Each line containing the word "lira" needs to be copied.

Items ::
((

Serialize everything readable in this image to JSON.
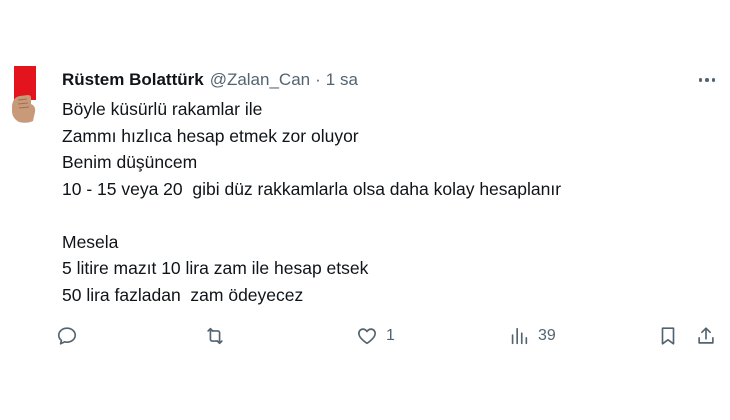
{
  "author": {
    "name": "Rüstem Bolattürk",
    "handle": "@Zalan_Can",
    "separator": "·",
    "time": "1 sa",
    "avatar_color": "#e4141e"
  },
  "post": {
    "lines": [
      "Böyle küsürlü rakamlar ile",
      "Zammı hızlıca hesap etmek zor oluyor",
      "Benim düşüncem",
      "10 - 15 veya 20  gibi düz rakkamlarla olsa daha kolay hesaplanır",
      "",
      "Mesela",
      "5 litire mazıt 10 lira zam ile hesap etsek",
      "50 lira fazladan  zam ödeyecez"
    ]
  },
  "actions": {
    "reply": {
      "icon": "reply-icon",
      "count": ""
    },
    "repost": {
      "icon": "repost-icon",
      "count": ""
    },
    "like": {
      "icon": "heart-icon",
      "count": "1"
    },
    "views": {
      "icon": "views-icon",
      "count": "39"
    },
    "bookmark": {
      "icon": "bookmark-icon"
    },
    "share": {
      "icon": "share-icon"
    }
  },
  "colors": {
    "text_primary": "#0f1419",
    "text_secondary": "#536471"
  }
}
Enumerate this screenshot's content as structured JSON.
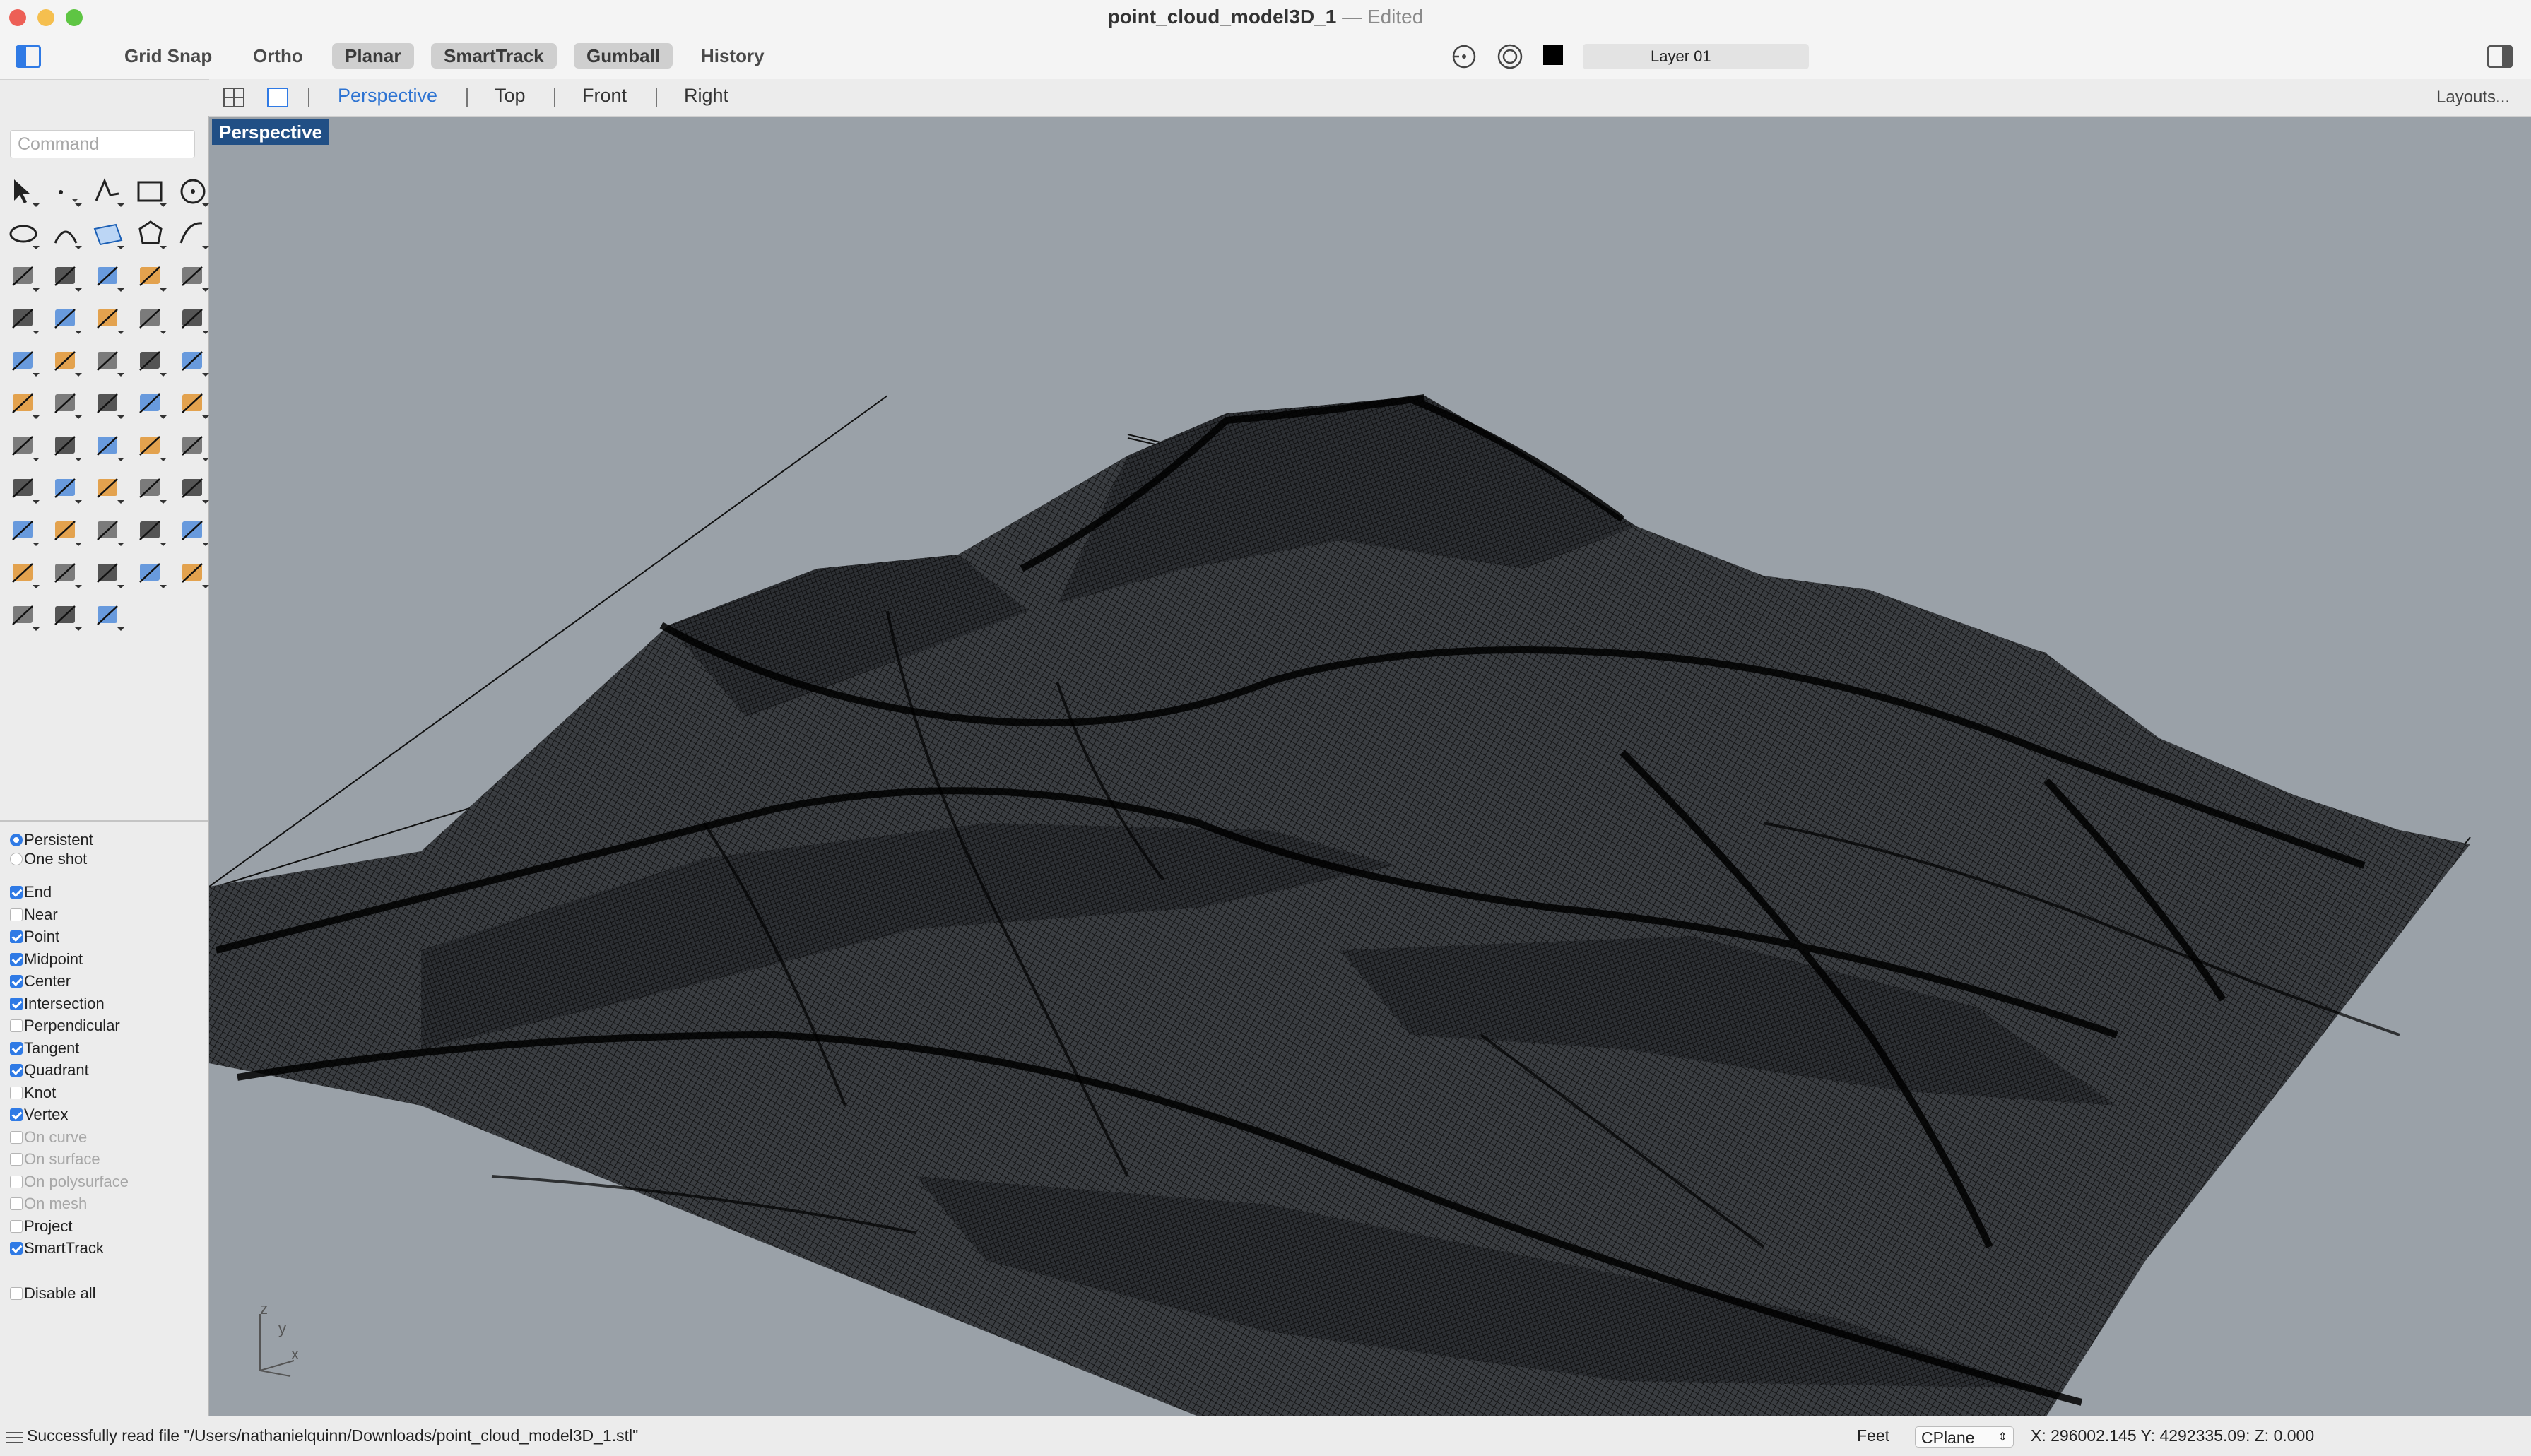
{
  "window": {
    "title": "point_cloud_model3D_1",
    "title_separator": "—",
    "status": "Edited"
  },
  "toolbar": {
    "toggles": [
      {
        "label": "Grid Snap",
        "active": false
      },
      {
        "label": "Ortho",
        "active": false
      },
      {
        "label": "Planar",
        "active": true
      },
      {
        "label": "SmartTrack",
        "active": true
      },
      {
        "label": "Gumball",
        "active": true
      },
      {
        "label": "History",
        "active": false
      }
    ],
    "layer": "Layer 01",
    "layer_color": "#000000"
  },
  "viewport_tabs": {
    "tabs": [
      "Perspective",
      "Top",
      "Front",
      "Right"
    ],
    "active": "Perspective",
    "layouts": "Layouts..."
  },
  "command": {
    "placeholder": "Command"
  },
  "osnap": {
    "modes": [
      {
        "label": "Persistent",
        "selected": true
      },
      {
        "label": "One shot",
        "selected": false
      }
    ],
    "options": [
      {
        "label": "End",
        "checked": true,
        "enabled": true
      },
      {
        "label": "Near",
        "checked": false,
        "enabled": true
      },
      {
        "label": "Point",
        "checked": true,
        "enabled": true
      },
      {
        "label": "Midpoint",
        "checked": true,
        "enabled": true
      },
      {
        "label": "Center",
        "checked": true,
        "enabled": true
      },
      {
        "label": "Intersection",
        "checked": true,
        "enabled": true
      },
      {
        "label": "Perpendicular",
        "checked": false,
        "enabled": true
      },
      {
        "label": "Tangent",
        "checked": true,
        "enabled": true
      },
      {
        "label": "Quadrant",
        "checked": true,
        "enabled": true
      },
      {
        "label": "Knot",
        "checked": false,
        "enabled": true
      },
      {
        "label": "Vertex",
        "checked": true,
        "enabled": true
      },
      {
        "label": "On curve",
        "checked": false,
        "enabled": false
      },
      {
        "label": "On surface",
        "checked": false,
        "enabled": false
      },
      {
        "label": "On polysurface",
        "checked": false,
        "enabled": false
      },
      {
        "label": "On mesh",
        "checked": false,
        "enabled": false
      },
      {
        "label": "Project",
        "checked": false,
        "enabled": true
      },
      {
        "label": "SmartTrack",
        "checked": true,
        "enabled": true
      }
    ],
    "disable_all": "Disable all"
  },
  "viewport": {
    "label": "Perspective",
    "axes": {
      "z": "z",
      "y": "y",
      "x": "x"
    }
  },
  "statusbar": {
    "message": "Successfully read file \"/Users/nathanielquinn/Downloads/point_cloud_model3D_1.stl\"",
    "units": "Feet",
    "cplane": "CPlane",
    "coords": "X: 296002.145  Y: 4292335.09: Z: 0.000"
  },
  "icons": [
    "select-arrow-icon",
    "point-icon",
    "polyline-icon",
    "rectangle-icon",
    "circle-icon",
    "ellipse-icon",
    "arc-icon",
    "plane-icon",
    "polygon-icon",
    "curve-icon",
    "surface-icon",
    "extrude-icon",
    "box-icon",
    "sphere-icon",
    "cylinder-icon",
    "loft-icon",
    "puzzle-icon",
    "sweep-icon",
    "fillet-icon",
    "trim-icon",
    "boolean-icon",
    "group-icon",
    "blend-icon",
    "offset-icon",
    "text-icon",
    "move-icon",
    "array-icon",
    "scale-icon",
    "block-icon",
    "dimension-icon",
    "grid-array-icon",
    "align-icon",
    "clipboard-icon",
    "check-icon",
    "solid-edit-icon",
    "paint-icon",
    "zoom-icon",
    "zoom-window-icon",
    "zoom-extents-icon",
    "zoom-selected-icon",
    "rotate-view-icon",
    "car-icon",
    "mesh-icon",
    "shapes-icon",
    "light-icon",
    "lock-icon",
    "material-icon",
    "color-wheel-icon",
    "shade-icon",
    "render-icon",
    "render-sphere-icon",
    "cone-icon",
    "transform-icon"
  ]
}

))

Answer to this exercise ::
      "5 litire mazıt 10 lira zam ile hesap etsek",
      "50 lira fazladan  zam ödeyecez"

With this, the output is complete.